--- What the task asks ---
Check each line below for the word "show", and copy those that have it.

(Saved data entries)

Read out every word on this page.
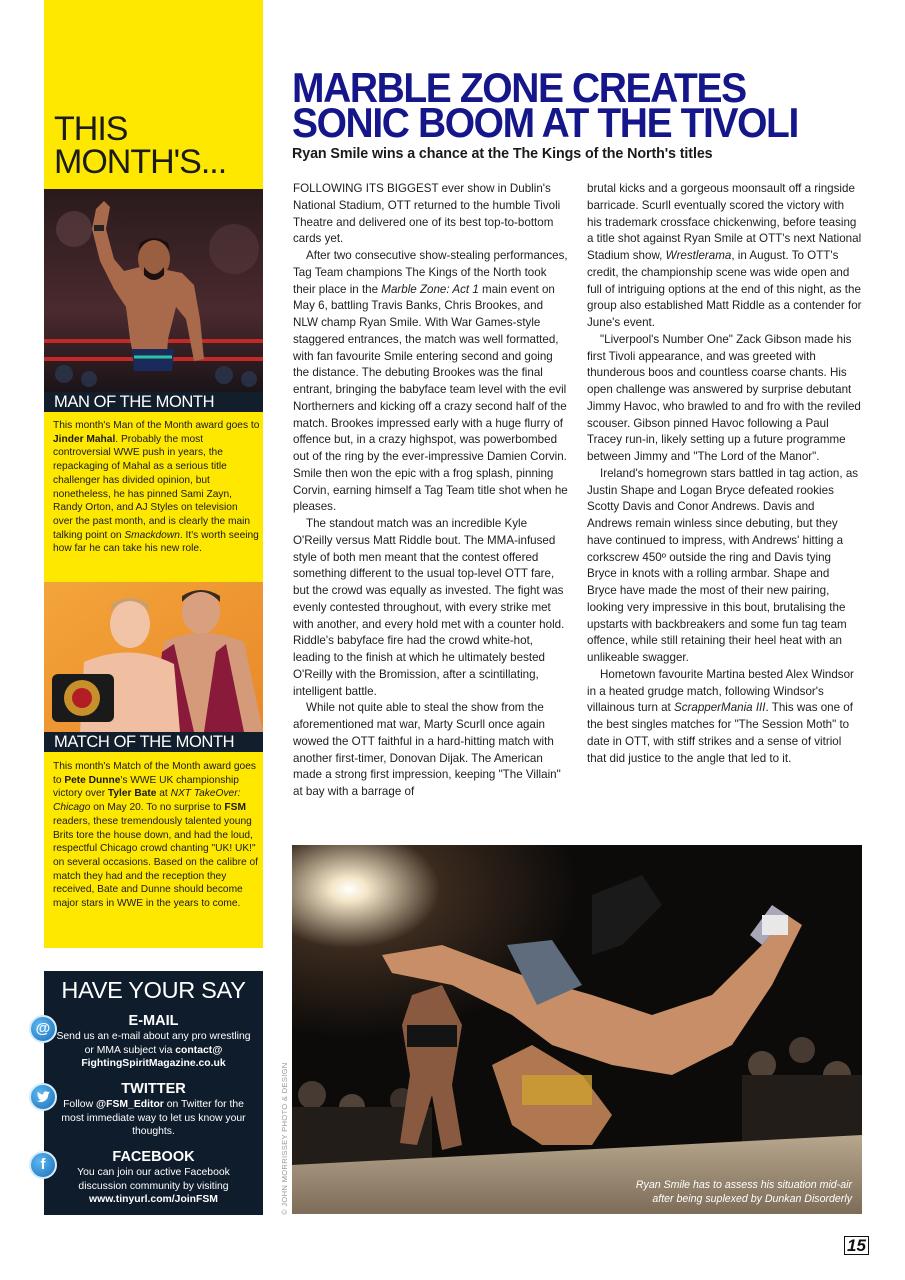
THIS
MONTH'S...
MAN OF THE MONTH
This month's Man of the Month award goes to Jinder Mahal. Probably the most controversial WWE push in years, the repackaging of Mahal as a serious title challenger has divided opinion, but nonetheless, he has pinned Sami Zayn, Randy Orton, and AJ Styles on television over the past month, and is clearly the main talking point on Smackdown. It's worth seeing how far he can take his new role.
MATCH OF THE MONTH
This month's Match of the Month award goes to Pete Dunne's WWE UK championship victory over Tyler Bate at NXT TakeOver: Chicago on May 20. To no surprise to FSM readers, these tremendously talented young Brits tore the house down, and had the loud, respectful Chicago crowd chanting "UK! UK!" on several occasions. Based on the calibre of match they had and the reception they received, Bate and Dunne should become major stars in WWE in the years to come.
HAVE YOUR SAY
@	E-MAIL
Send us an e-mail about any pro wrestling or MMA subject via contact@ FightingSpiritMagazine.co.uk
TWITTER
Follow @FSM_Editor on Twitter for the most immediate way to let us know your thoughts.
f	FACEBOOK
You can join our active Facebook discussion community by visiting
www.tinyurl.com/JoinFSM
MARBLE ZONE CREATES
SONIC BOOM AT THE TIVOLI
Ryan Smile wins a chance at the The Kings of the North's titles

FOLLOWING ITS BIGGEST ever show in Dublin's National Stadium, OTT returned to the humble Tivoli Theatre and delivered one of its best top-to-bottom cards yet.

After two consecutive show-stealing performances, Tag Team champions The Kings of the North took their place in the Marble Zone: Act 1 main event on May 6, battling Travis Banks, Chris Brookes, and NLW champ Ryan Smile. With War Games-style staggered entrances, the match was well formatted, with fan favourite Smile entering second and going the distance. The debuting Brookes was the final entrant, bringing the babyface team level with the evil Northerners and kicking off a crazy second half of the match. Brookes impressed early with a huge flurry of offence but, in a crazy highspot, was powerbombed out of the ring by the ever-impressive Damien Corvin. Smile then won the epic with a frog splash, pinning Corvin, earning himself a Tag Team title shot when he pleases.

The standout match was an incredible Kyle O'Reilly versus Matt Riddle bout. The MMA-infused style of both men meant that the contest offered something different to the usual top-level OTT fare, but the crowd was equally as invested. The fight was evenly contested throughout, with every strike met with another, and every hold met with a counter hold. Riddle's babyface fire had the crowd white-hot, leading to the finish at which he ultimately bested O'Reilly with the Bromission, after a scintillating, intelligent battle.

While not quite able to steal the show from the aforementioned mat war, Marty Scurll once again wowed the OTT faithful in a hard-hitting match with another first-timer, Donovan Dijak. The American made a strong first impression, keeping "The Villain" at bay with a barrage of

brutal kicks and a gorgeous moonsault off a ringside barricade. Scurll eventually scored the victory with his trademark crossface chickenwing, before teasing a title shot against Ryan Smile at OTT's next National Stadium show, Wrestlerama, in August. To OTT's credit, the championship scene was wide open and full of intriguing options at the end of this night, as the group also established Matt Riddle as a contender for June's event.

"Liverpool's Number One" Zack Gibson made his first Tivoli appearance, and was greeted with thunderous boos and countless coarse chants. His open challenge was answered by surprise debutant Jimmy Havoc, who brawled to and fro with the reviled scouser. Gibson pinned Havoc following a Paul Tracey run-in, likely setting up a future programme between Jimmy and "The Lord of the Manor".

Ireland's homegrown stars battled in tag action, as Justin Shape and Logan Bryce defeated rookies Scotty Davis and Conor Andrews. Davis and Andrews remain winless since debuting, but they have continued to impress, with Andrews' hitting a corkscrew 450º outside the ring and Davis tying Bryce in knots with a rolling armbar. Shape and Bryce have made the most of their new pairing, looking very impressive in this bout, brutalising the upstarts with backbreakers and some fun tag team offence, while still retaining their heel heat with an unlikeable swagger.

Hometown favourite Martina bested Alex Windsor in a heated grudge match, following Windsor's villainous turn at ScrapperMania III. This was one of the best singles matches for "The Session Moth" to date in OTT, with stiff strikes and a sense of vitriol that did justice to the angle that led to it.

Ryan Smile has to assess his situation mid-air
after being suplexed by Dunkan Disorderly
© JOHN MORRISSEY PHOTO & DESIGN
15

--- Result below ---
FOLLOWING ITS BIGGEST ever show in Dublin's National Stadium, OTT returned to the humble Tivoli Theatre and delivered one of its best top-to-bottom cards yet.
After two consecutive show-stealing performances, Tag Team champions The Kings of the North took their place in the Marble Zone: Act 1 main event on May 6, battling Travis Banks, Chris Brookes, and NLW champ Ryan Smile. With War Games-style staggered entrances, the match was well formatted, with fan favourite Smile entering second and going the distance. The debuting Brookes was the final entrant, bringing the babyface team level with the evil Northerners and kicking off a crazy second half of the match. Brookes impressed early with a huge flurry of offence but, in a crazy highspot, was powerbombed out of the ring by the ever-impressive Damien Corvin. Smile then won the epic with a frog splash, pinning Corvin, earning himself a Tag Team title shot when he pleases.
While not quite able to steal the show from the aforementioned mat war, Marty Scurll once again wowed the OTT faithful in a hard-hitting match with another first-timer, Donovan Dijak. The American made a strong first impression, keeping "The Villain" at bay with a barrage of
brutal kicks and a gorgeous moonsault off a ringside barricade. Scurll eventually scored the victory with his trademark crossface chickenwing, before teasing a title shot against Ryan Smile at OTT's next National Stadium show, Wrestlerama, in August. To OTT's credit, the championship scene was wide open and full of intriguing options at the end of this night, as the group also established Matt Riddle as a contender for June's event.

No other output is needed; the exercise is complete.